Every nation state is both a monetary and fiscal union. As a monetary union, it has its own currency, and with that the capacity to control either the domestic price of that currency, the rate of interest, or its external price, the rate of exchange.  As a fiscal union, it has its own taxation, public spending and social service system. By virtue of citizens paying common taxes to a common government in order to finance common public spending programmes throughout the territory of a state, there are automatic transfers from the richer regions and social classes of each country to the poorer regions and classes. This sustains and is sustained by a shared national solidarity, a mutual commitment to the common good. By contrast, the euro-currency project (EMU/Economic and Monetary Union) means a monetary union but not a fiscal union. Never in history has there been a lasting monetary union that was not also a political union and fiscal union, in other words a fully-fledged state, deriving its legitimacy from a
shared national solidarity and a common good that its government existed to serve, which in turn underpinned a common fiscal transfer system. The euro-currency scheme deprives the poorer EU states and the weaker EU economies of the ability to maintain their competitiveness or to compensate for their lower productivity, poorer resource endowment or differential economic shocks, by adopting an exchange rate or interest rate that suits their special circumstances. It fails to compensate them for that loss by the automatic transfer of resources from the centre that membership of a fiscal union entails. Compensatory fiscal transfers at EU level to the extent required to give the monetary union long-run viability are impossible, in view of the volume of resources required and the unwillingness of the richer EU countries to provide them to the poorer because of the absence of shared national solidarity that would compel that. Currently expenditure by Brussels in any one year amounts to less than 1.3% of EU annual gross domestic product, a tiny relative figure, whereas expenditure on public transfers by the EU's member states is normally between 35-50% of their annual national products.

• To be done
a. According to the passage on monetary and fiscal union, what share of EU annual gross domestic product does Brussels spend in any one year?
b. List the three things the passage on monetary and fiscal union says a nation state has of its own as a fiscal union.
c. Please extend the passage on the euro and fiscal union from where it stops.
The material after this passage stands on its own and is separate from it.

• Data shown
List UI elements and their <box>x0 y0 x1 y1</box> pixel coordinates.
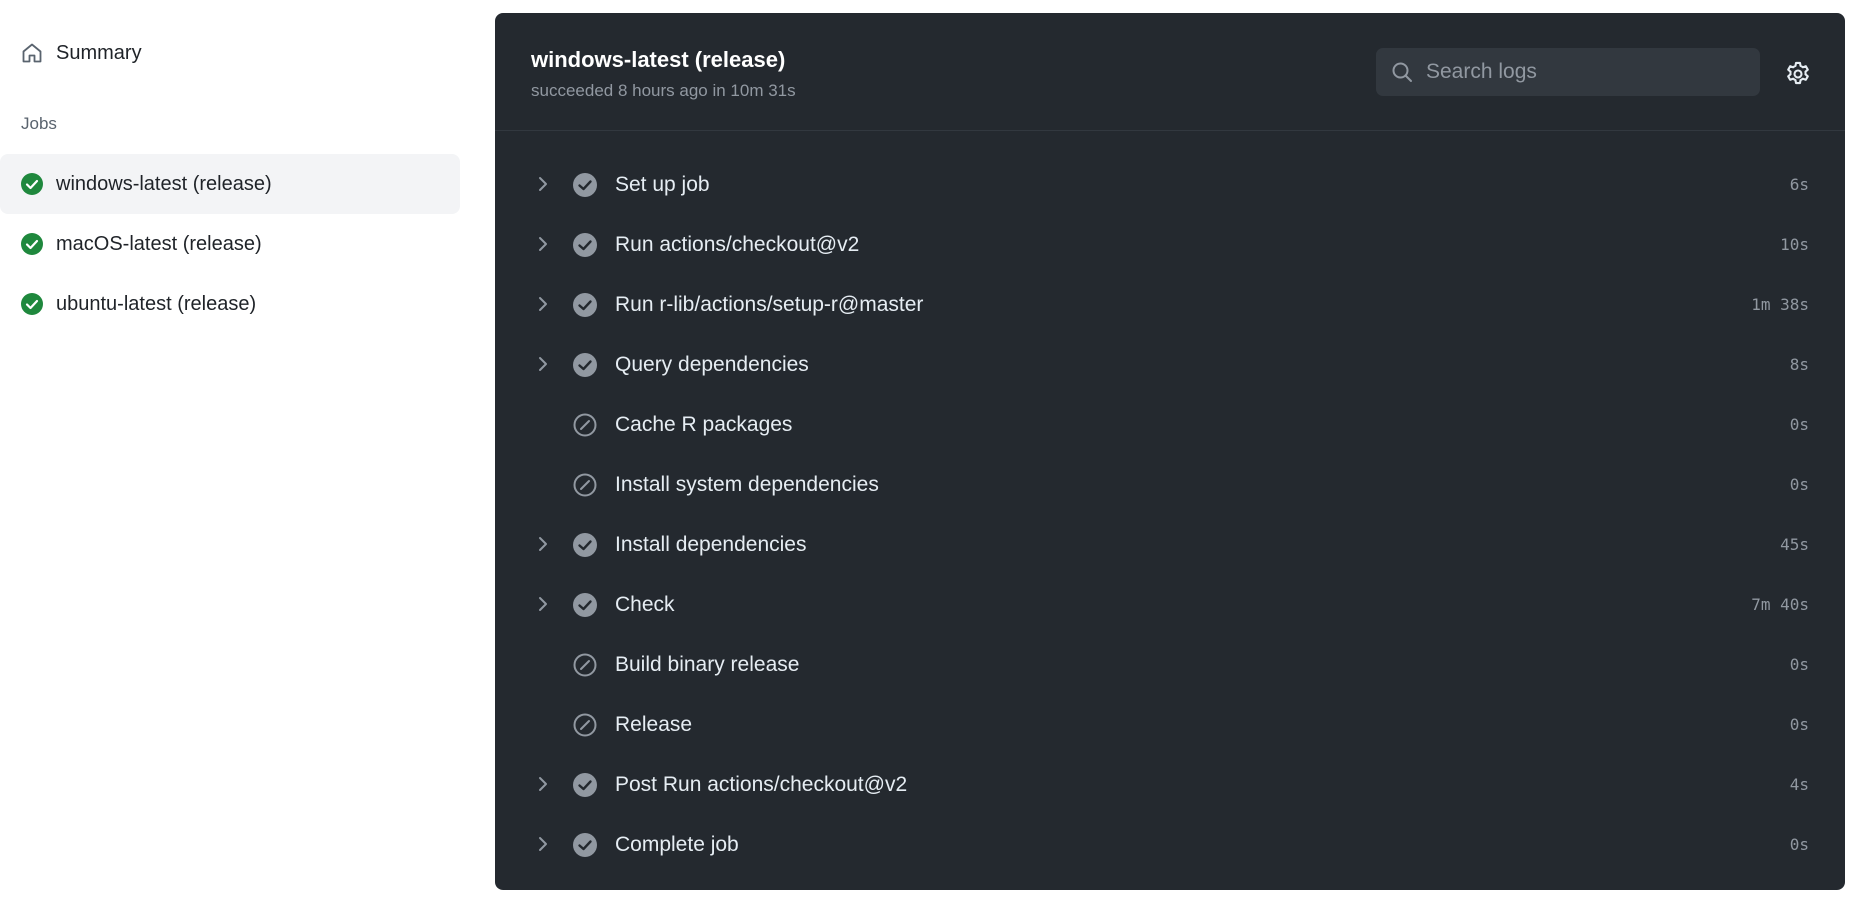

• Answers to each task
a. Less than 1.3%.

b.
- Taxation
- Public spending
- A social service system

c.
Consequently, the solidarity that would sustain an EU fiscal union and an EU multinational state does not and cannot exist. Democratising the EU without a European demos is impossible. The EU's adoption of such traditional symbols of national statehood as an EU flag, anthem, passport, car number plates,  youth orchestra, history books, citizenship and Constitution, are doomed attempts to manufacture a European "demos" artificially, and with it a bogus EU supranational "nation" and "national" consciousness. They leave the ordinary people of Europe indifferent, giving allegiance to their own countries and nation states. The more European integration is pushed ahead and the more the national democracy of the EU member states is undermined, the more the EU loses legitimacy and authority in the eyes of the citizens of its member states.   There will certainly be a great popular reaction against it. To align oneself with such a misguided, inevitably doomed project is to side with a supranational elite against the democracy of one's own people, to spurn genuine internationalism for the intoxication of building a superpower.



MINISTERS IN EUROPEAN UNION STATES TEND TO WELCOME THE TRANSFER OF STATE FUNCTIONS FROM THE NATIONAL TO THE SUPRANATIONAL LEVEL BECAUSE IT MEANS A CONSIDERABLE INCREASE IN THEIR OWN PERSONAL POWER.

At national level ministers are part of the executive arm of government. To get something done, they need the approval of their prime minister, their national finance minister if it involves the expenditure of money, and above all they must have  the support of a majority of their national parliament and implicitly, of voters in their country as a whole.  Remove that power to Brussels, shift the relevant competence to the supranational level, and the national minister in question becomes a European legislator, one of fifteen -  or twenty-five - others, making  laws for 400 million people behind closed doors, often on the basis of package deals, on first-name terms with the high and mighty of the European world.  There can be an intoxicating accretion of power to the politicians concerned, even if they wield only a handful of votes on the EU Council of Ministers, as they are transformed from mere government executives at national levels into European legislators, responsible collectively to no one.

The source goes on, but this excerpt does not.